Task goal -> Please count the lines in the records below that contain the string "Format", with case counting, and reply with only that number.

=== Data shown ===

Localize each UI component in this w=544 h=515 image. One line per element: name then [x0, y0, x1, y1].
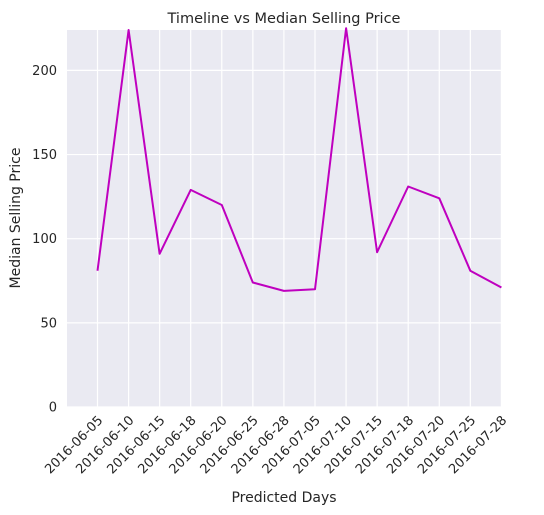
y-tick-label: 200 [32, 64, 57, 79]
grid-lines [67, 30, 503, 408]
y-tick-label: 100 [32, 232, 57, 247]
y-tick-label: 50 [40, 316, 57, 331]
y-axis-title: Median Selling Price [8, 148, 24, 289]
chart-title: Timeline vs Median Selling Price [167, 11, 401, 27]
y-tick-labels: 0 50 100 150 200 [32, 64, 57, 416]
series-lines [96, 27, 502, 292]
y-tick-label: 150 [32, 148, 57, 163]
x-axis-title: Predicted Days [231, 490, 336, 506]
y-tick-label: 0 [49, 401, 57, 416]
x-tick-labels: 2016-06-052016-06-102016-06-152016-06-18… [42, 413, 510, 477]
series-line [96, 27, 502, 292]
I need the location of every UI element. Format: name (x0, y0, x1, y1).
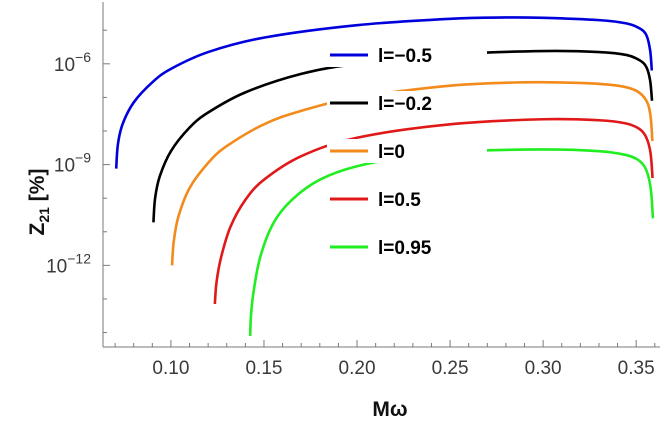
series-line-1 (114, 16, 654, 169)
legend-label-2: l=−0.2 (378, 94, 432, 115)
y-tick-label: 10−9 (54, 150, 91, 177)
legend: l=−0.5 l=−0.2 l=0 l=0.5 l=0.95 (327, 43, 487, 259)
x-axis-title: Mω (372, 398, 407, 421)
legend-label-4: l=0.5 (378, 190, 421, 211)
x-tick-label: 0.15 (245, 358, 282, 379)
x-tick-label: 0.25 (432, 358, 469, 379)
legend-label-5: l=0.95 (378, 238, 432, 259)
x-tick-label: 0.30 (525, 358, 562, 379)
y-tick-label: 10−6 (54, 49, 91, 76)
y-tick-label: 10−12 (46, 250, 91, 277)
x-tick-label: 0.20 (339, 358, 376, 379)
legend-label-3: l=0 (378, 142, 405, 163)
axes-layer (102, 2, 660, 348)
x-tick-label: 0.10 (152, 358, 189, 379)
x-tick-label: 0.35 (618, 358, 655, 379)
legend-label-1: l=−0.5 (378, 46, 432, 67)
series-line-4 (213, 117, 654, 305)
y-axis-title: Z21 [%] (26, 169, 52, 236)
tick-labels: 0.10 0.15 0.20 0.25 0.30 0.35 10−6 10−9 10−12 (46, 49, 655, 379)
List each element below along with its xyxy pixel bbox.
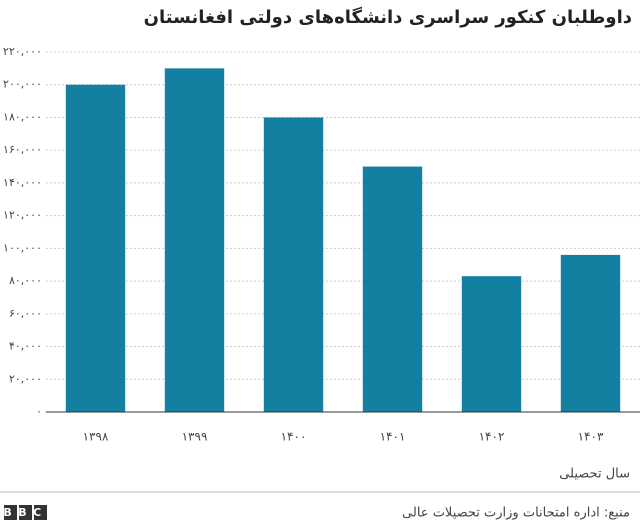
- x-tick-label: ۱۳۹۹: [182, 430, 208, 444]
- y-tick-label: ۱۸۰,۰۰۰: [3, 110, 42, 123]
- y-tick-label: ۲۰,۰۰۰: [9, 372, 42, 385]
- bar: [461, 276, 522, 412]
- bar: [263, 117, 324, 413]
- y-tick-label: ۸۰,۰۰۰: [9, 274, 42, 287]
- y-tick-label: ۱۰۰,۰۰۰: [3, 241, 42, 254]
- chart-title: داوطلبان کنکور سراسری دانشگاه‌های دولتی …: [144, 6, 632, 28]
- y-tick-label: ۱۶۰,۰۰۰: [3, 143, 42, 156]
- x-axis-label: سال تحصیلی: [559, 467, 630, 482]
- bar: [560, 254, 621, 412]
- x-tick-label: ۱۴۰۱: [380, 430, 406, 444]
- bar: [164, 68, 225, 412]
- y-tick-label: ۱۲۰,۰۰۰: [3, 209, 42, 222]
- y-tick-label: ۴۰,۰۰۰: [9, 340, 42, 353]
- logo-text: BBC: [3, 506, 47, 519]
- x-tick-label: ۱۴۰۰: [281, 430, 307, 444]
- y-tick-label: ۰: [36, 405, 42, 418]
- x-tick-label: ۱۴۰۲: [479, 430, 505, 444]
- y-tick-label: ۶۰,۰۰۰: [9, 307, 42, 320]
- x-tick-label: ۱۳۹۸: [83, 430, 109, 444]
- y-tick-label: ۲۲۰,۰۰۰: [3, 45, 42, 58]
- bar: [362, 166, 423, 412]
- x-tick-label: ۱۴۰۳: [578, 430, 604, 444]
- y-tick-label: ۱۴۰,۰۰۰: [3, 176, 42, 189]
- source: منبع: اداره امتحانات وزارت تحصیلات عالی: [402, 506, 630, 521]
- bar: [65, 84, 126, 413]
- logo: BBC: [3, 505, 47, 520]
- y-tick-label: ۲۰۰,۰۰۰: [3, 78, 42, 91]
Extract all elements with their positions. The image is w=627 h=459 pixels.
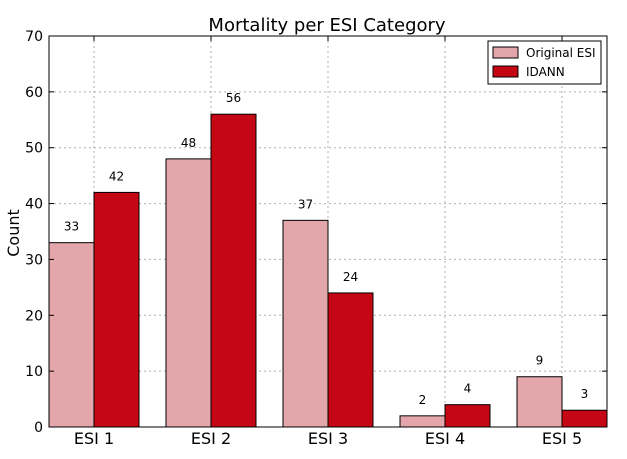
legend-swatch xyxy=(492,65,519,78)
data-label: 33 xyxy=(64,220,79,234)
x-tick-label: ESI 4 xyxy=(425,429,465,448)
bar-original-esi xyxy=(399,415,446,428)
bar-idann xyxy=(561,409,608,428)
y-tick-label: 30 xyxy=(25,252,43,268)
data-label: 2 xyxy=(419,393,427,407)
bars xyxy=(48,113,608,428)
y-tick-label: 20 xyxy=(25,308,43,324)
bar-original-esi xyxy=(516,376,563,428)
data-label: 4 xyxy=(464,382,472,396)
y-axis: 0 10 20 30 40 50 60 70 xyxy=(25,29,607,436)
data-label: 3 xyxy=(581,387,589,401)
legend: Original ESI IDANN xyxy=(487,40,602,85)
bar-idann xyxy=(210,113,257,428)
x-tick-label: ESI 2 xyxy=(191,429,231,448)
x-tick-label: ESI 1 xyxy=(74,429,114,448)
y-tick-label: 50 xyxy=(25,141,43,157)
bar-idann xyxy=(327,292,374,428)
chart-title: Mortality per ESI Category xyxy=(208,15,445,36)
data-label: 37 xyxy=(298,197,313,211)
bar-idann xyxy=(444,404,491,428)
y-tick-label: 70 xyxy=(25,29,43,45)
data-label: 56 xyxy=(226,91,241,105)
x-tick-label: ESI 3 xyxy=(308,429,348,448)
bar-original-esi xyxy=(282,219,329,428)
y-axis-label: Count xyxy=(4,209,23,257)
data-labels: 33 48 37 2 9 42 56 24 4 3 xyxy=(64,91,588,407)
data-label: 9 xyxy=(536,354,544,368)
x-axis: ESI 1 ESI 2 ESI 3 ESI 4 ESI 5 xyxy=(74,36,582,448)
y-tick-label: 40 xyxy=(25,197,43,213)
bar-idann xyxy=(93,191,140,428)
data-label: 42 xyxy=(109,169,124,183)
legend-label: Original ESI xyxy=(526,46,596,60)
data-label: 48 xyxy=(181,136,196,150)
data-label: 24 xyxy=(343,270,358,284)
bar-original-esi xyxy=(165,158,212,428)
y-tick-label: 60 xyxy=(25,85,43,101)
y-tick-label: 10 xyxy=(25,364,43,380)
x-tick-label: ESI 5 xyxy=(542,429,582,448)
legend-label: IDANN xyxy=(526,65,565,79)
bar-original-esi xyxy=(48,242,95,428)
legend-swatch xyxy=(492,46,519,59)
y-tick-label: 0 xyxy=(34,420,43,436)
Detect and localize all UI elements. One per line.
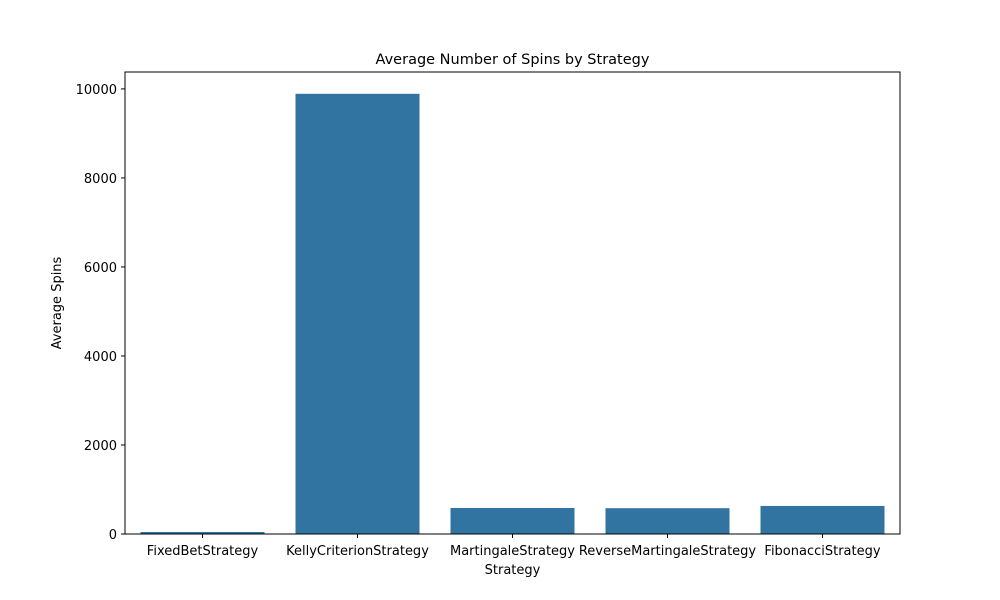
bar xyxy=(605,508,730,534)
bar xyxy=(450,507,575,534)
y-tick-label: 4000 xyxy=(84,350,117,365)
bar-group xyxy=(140,93,885,534)
bar xyxy=(140,531,265,534)
x-axis: FixedBetStrategy KellyCriterionStrategy Ma… xyxy=(147,534,881,559)
plot-frame xyxy=(124,71,901,535)
y-tick-label: 2000 xyxy=(84,439,117,454)
y-tick-label: 10000 xyxy=(76,83,117,98)
bar xyxy=(760,505,885,534)
x-tick-label: FibonacciStrategy xyxy=(764,544,880,559)
x-axis-label: Strategy xyxy=(485,563,541,578)
y-axis: 0 2000 4000 6000 8000 10000 xyxy=(76,83,125,543)
y-axis-label: Average Spins xyxy=(50,256,65,349)
y-tick-label: 8000 xyxy=(84,172,117,187)
bar xyxy=(295,93,420,534)
x-tick-label: KellyCriterionStrategy xyxy=(286,544,429,559)
y-tick-label: 0 xyxy=(109,528,117,543)
x-tick-label: ReverseMartingaleStrategy xyxy=(579,544,757,559)
chart-title: Average Number of Spins by Strategy xyxy=(376,52,650,68)
x-tick-label: FixedBetStrategy xyxy=(147,544,259,559)
x-tick-label: MartingaleStrategy xyxy=(450,544,575,559)
y-tick-label: 6000 xyxy=(84,261,117,276)
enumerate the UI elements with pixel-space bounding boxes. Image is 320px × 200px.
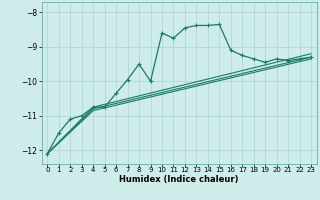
X-axis label: Humidex (Indice chaleur): Humidex (Indice chaleur) (119, 175, 239, 184)
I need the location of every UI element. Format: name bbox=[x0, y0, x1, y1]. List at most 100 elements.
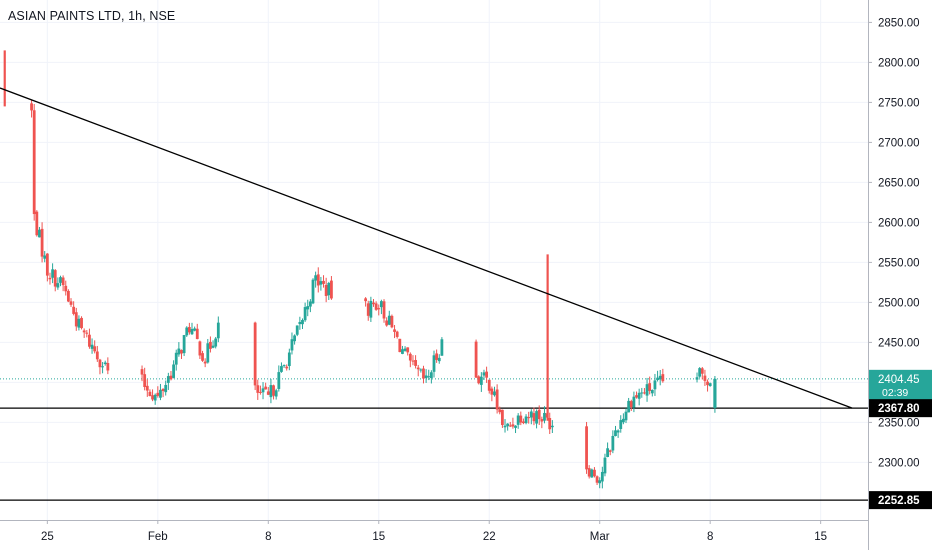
candle bbox=[495, 384, 499, 414]
candle-body bbox=[209, 341, 212, 349]
candle bbox=[390, 314, 394, 329]
candle bbox=[306, 299, 310, 317]
candle-body bbox=[598, 480, 602, 484]
candle bbox=[698, 367, 702, 378]
candle-body bbox=[106, 363, 110, 371]
candle-body bbox=[600, 471, 604, 482]
candle bbox=[632, 391, 636, 413]
candle-body bbox=[477, 376, 481, 384]
candle bbox=[206, 338, 210, 364]
candle-body bbox=[164, 384, 168, 393]
candle bbox=[69, 298, 73, 307]
candle bbox=[703, 369, 707, 386]
candle bbox=[324, 277, 328, 303]
y-tick-label: 2500.00 bbox=[878, 297, 920, 309]
candle bbox=[395, 330, 399, 339]
trendline-layer[interactable] bbox=[0, 87, 853, 409]
candle-body bbox=[700, 368, 704, 374]
candle-body bbox=[51, 269, 55, 278]
candle-body bbox=[277, 372, 281, 389]
candle bbox=[169, 370, 173, 381]
candle bbox=[424, 369, 428, 383]
candle-body bbox=[401, 349, 404, 354]
candle-body bbox=[635, 395, 638, 398]
trendline[interactable] bbox=[0, 87, 853, 409]
candle-body bbox=[529, 411, 533, 418]
candle bbox=[611, 430, 615, 454]
candle-body bbox=[661, 374, 665, 382]
candle-body bbox=[706, 381, 709, 386]
candle bbox=[529, 409, 533, 425]
candle bbox=[385, 317, 389, 327]
candle-body bbox=[595, 476, 599, 483]
candle-body bbox=[550, 425, 554, 428]
level-2-label: 2252.85 bbox=[878, 495, 920, 507]
candle-body bbox=[161, 388, 165, 392]
price-axis[interactable]: 2300.002350.002400.002450.002500.002550.… bbox=[868, 17, 920, 469]
candle bbox=[598, 477, 602, 489]
candle-body bbox=[285, 366, 289, 369]
candle-body bbox=[261, 388, 265, 393]
candle-body bbox=[166, 376, 170, 383]
candle bbox=[256, 379, 260, 400]
candle-body bbox=[414, 360, 417, 366]
candle-body bbox=[274, 390, 278, 397]
candle bbox=[364, 297, 368, 307]
grid-layer bbox=[0, 0, 868, 520]
candle bbox=[374, 301, 378, 311]
candle-body bbox=[524, 416, 528, 424]
candle-body bbox=[398, 338, 402, 353]
candle-body bbox=[608, 450, 612, 452]
candle-body bbox=[82, 330, 86, 333]
candle-body bbox=[172, 364, 175, 378]
candle bbox=[95, 345, 99, 362]
candle-body bbox=[437, 357, 441, 362]
candle-body bbox=[77, 318, 81, 328]
candle-body bbox=[593, 469, 596, 477]
candle-body bbox=[193, 328, 197, 331]
candle bbox=[695, 372, 699, 383]
candle-body bbox=[185, 327, 189, 336]
candle-body bbox=[427, 376, 431, 378]
candle-body bbox=[632, 396, 636, 408]
candle-body bbox=[498, 409, 502, 413]
candle bbox=[195, 323, 199, 340]
candle-body bbox=[406, 347, 410, 353]
candle bbox=[48, 272, 52, 285]
candle bbox=[608, 449, 612, 456]
candle bbox=[587, 465, 591, 479]
chart-title: ASIAN PAINTS LTD, 1h, NSE bbox=[8, 9, 176, 23]
candle bbox=[706, 379, 709, 392]
candle bbox=[45, 253, 49, 282]
candle-body bbox=[153, 394, 157, 401]
candle-body bbox=[514, 425, 517, 428]
candle-body bbox=[145, 385, 149, 391]
candle-body bbox=[214, 338, 218, 347]
candle-body bbox=[180, 349, 183, 354]
candle-body bbox=[606, 448, 609, 457]
candle-body bbox=[56, 283, 60, 288]
candle bbox=[487, 379, 491, 394]
candle-body bbox=[385, 320, 389, 326]
candle bbox=[182, 334, 186, 357]
x-tick-label: Mar bbox=[590, 531, 610, 543]
candle-body bbox=[372, 302, 375, 305]
candle-body bbox=[590, 469, 594, 478]
candle bbox=[590, 468, 594, 478]
candle-body bbox=[156, 392, 160, 396]
candle bbox=[550, 420, 554, 433]
candle-body bbox=[377, 308, 381, 310]
candle-body bbox=[390, 315, 394, 328]
candle bbox=[274, 388, 278, 400]
time-axis[interactable]: 25 Feb 8 15 22 Mar 8 15 bbox=[41, 520, 827, 543]
candle-body bbox=[624, 411, 628, 421]
candle bbox=[661, 368, 665, 383]
candle-body bbox=[40, 228, 44, 257]
candle bbox=[140, 365, 144, 382]
candle-body bbox=[419, 369, 423, 371]
y-tick-label: 2800.00 bbox=[878, 57, 920, 69]
candle-body bbox=[474, 341, 478, 378]
candle bbox=[308, 299, 312, 313]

===

Result -> 2